» **Your instructions**
Give back the whole listing exactly as shown.

--- begin ---

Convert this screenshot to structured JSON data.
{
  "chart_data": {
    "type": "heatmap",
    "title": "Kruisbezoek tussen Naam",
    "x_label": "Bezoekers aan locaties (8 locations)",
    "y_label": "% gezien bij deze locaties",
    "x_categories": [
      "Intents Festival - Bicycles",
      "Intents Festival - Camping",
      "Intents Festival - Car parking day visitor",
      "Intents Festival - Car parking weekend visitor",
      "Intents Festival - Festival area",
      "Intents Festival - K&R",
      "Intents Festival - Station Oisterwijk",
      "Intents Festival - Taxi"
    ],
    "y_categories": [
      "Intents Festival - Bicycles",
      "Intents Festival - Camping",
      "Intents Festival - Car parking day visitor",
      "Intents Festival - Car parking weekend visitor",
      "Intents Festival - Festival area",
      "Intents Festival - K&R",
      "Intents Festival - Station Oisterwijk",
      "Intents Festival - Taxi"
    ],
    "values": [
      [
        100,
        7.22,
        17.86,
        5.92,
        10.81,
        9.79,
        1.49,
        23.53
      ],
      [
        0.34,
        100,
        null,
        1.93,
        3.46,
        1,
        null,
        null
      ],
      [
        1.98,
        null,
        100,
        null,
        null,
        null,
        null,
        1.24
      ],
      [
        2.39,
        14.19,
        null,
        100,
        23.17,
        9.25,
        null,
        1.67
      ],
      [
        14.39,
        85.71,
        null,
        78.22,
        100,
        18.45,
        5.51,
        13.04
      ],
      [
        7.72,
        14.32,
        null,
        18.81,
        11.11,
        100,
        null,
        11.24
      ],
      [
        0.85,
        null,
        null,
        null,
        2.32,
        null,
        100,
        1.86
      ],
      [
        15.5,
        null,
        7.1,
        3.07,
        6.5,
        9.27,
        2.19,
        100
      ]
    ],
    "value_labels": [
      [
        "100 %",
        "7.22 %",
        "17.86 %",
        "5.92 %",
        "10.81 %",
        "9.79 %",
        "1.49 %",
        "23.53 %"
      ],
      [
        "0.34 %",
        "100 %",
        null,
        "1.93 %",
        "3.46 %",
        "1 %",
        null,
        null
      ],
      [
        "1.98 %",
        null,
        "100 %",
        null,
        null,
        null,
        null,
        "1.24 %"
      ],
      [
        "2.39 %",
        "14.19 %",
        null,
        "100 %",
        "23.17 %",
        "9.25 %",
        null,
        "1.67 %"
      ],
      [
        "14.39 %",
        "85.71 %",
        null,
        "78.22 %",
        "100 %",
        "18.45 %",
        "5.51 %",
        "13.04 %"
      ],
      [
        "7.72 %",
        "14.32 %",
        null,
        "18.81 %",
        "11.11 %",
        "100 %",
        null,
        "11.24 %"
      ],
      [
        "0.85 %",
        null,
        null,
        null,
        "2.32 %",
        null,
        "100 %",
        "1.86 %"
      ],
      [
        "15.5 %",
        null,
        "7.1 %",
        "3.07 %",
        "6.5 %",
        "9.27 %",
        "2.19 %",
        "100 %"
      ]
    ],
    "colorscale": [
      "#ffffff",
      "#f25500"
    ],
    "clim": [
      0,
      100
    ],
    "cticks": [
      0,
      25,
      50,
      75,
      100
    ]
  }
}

--- end ---

» **Exercise response**
Convert this screenshot to structured JSON data.
{
  "chart_data": {
    "type": "heatmap",
    "title": "Kruisbezoek tussen Naam",
    "x_label": "Bezoekers aan locaties (8 locations)",
    "y_label": "% gezien bij deze locaties",
    "x_categories": [
      "Intents Festival - Bicycles",
      "Intents Festival - Camping",
      "Intents Festival - Car parking day visitor",
      "Intents Festival - Car parking weekend visitor",
      "Intents Festival - Festival area",
      "Intents Festival - K&R",
      "Intents Festival - Station Oisterwijk",
      "Intents Festival - Taxi"
    ],
    "y_categories": [
      "Intents Festival - Bicycles",
      "Intents Festival - Camping",
      "Intents Festival - Car parking day visitor",
      "Intents Festival - Car parking weekend visitor",
      "Intents Festival - Festival area",
      "Intents Festival - K&R",
      "Intents Festival - Station Oisterwijk",
      "Intents Festival - Taxi"
    ],
    "values": [
      [
        100,
        7.22,
        17.86,
        5.92,
        10.81,
        9.79,
        1.49,
        23.53
      ],
      [
        0.34,
        100,
        null,
        1.93,
        3.46,
        1,
        null,
        null
      ],
      [
        1.98,
        null,
        100,
        null,
        null,
        null,
        null,
        1.24
      ],
      [
        2.39,
        14.19,
        null,
        100,
        23.17,
        9.25,
        null,
        1.67
      ],
      [
        14.39,
        85.71,
        null,
        78.22,
        100,
        18.45,
        5.51,
        13.04
      ],
      [
        7.72,
        14.32,
        null,
        18.81,
        11.11,
        100,
        null,
        11.24
      ],
      [
        0.85,
        null,
        null,
        null,
        2.32,
        null,
        100,
        1.86
      ],
      [
        15.5,
        null,
        7.1,
        3.07,
        6.5,
        9.27,
        2.19,
        100
      ]
    ],
    "value_labels": [
      [
        "100 %",
        "7.22 %",
        "17.86 %",
        "5.92 %",
        "10.81 %",
        "9.79 %",
        "1.49 %",
        "23.53 %"
      ],
      [
        "0.34 %",
        "100 %",
        null,
        "1.93 %",
        "3.46 %",
        "1 %",
        null,
        null
      ],
      [
        "1.98 %",
        null,
        "100 %",
        null,
        null,
        null,
        null,
        "1.24 %"
      ],
      [
        "2.39 %",
        "14.19 %",
        null,
        "100 %",
        "23.17 %",
        "9.25 %",
        null,
        "1.67 %"
      ],
      [
        "14.39 %",
        "85.71 %",
        null,
        "78.22 %",
        "100 %",
        "18.45 %",
        "5.51 %",
        "13.04 %"
      ],
      [
        "7.72 %",
        "14.32 %",
        null,
        "18.81 %",
        "11.11 %",
        "100 %",
        null,
        "11.24 %"
      ],
      [
        "0.85 %",
        null,
        null,
        null,
        "2.32 %",
        null,
        "100 %",
        "1.86 %"
      ],
      [
        "15.5 %",
        null,
        "7.1 %",
        "3.07 %",
        "6.5 %",
        "9.27 %",
        "2.19 %",
        "100 %"
      ]
    ],
    "colorscale": [
      "#ffffff",
      "#f25500"
    ],
    "clim": [
      0,
      100
    ],
    "cticks": [
      0,
      25,
      50,
      75,
      100
    ]
  }
}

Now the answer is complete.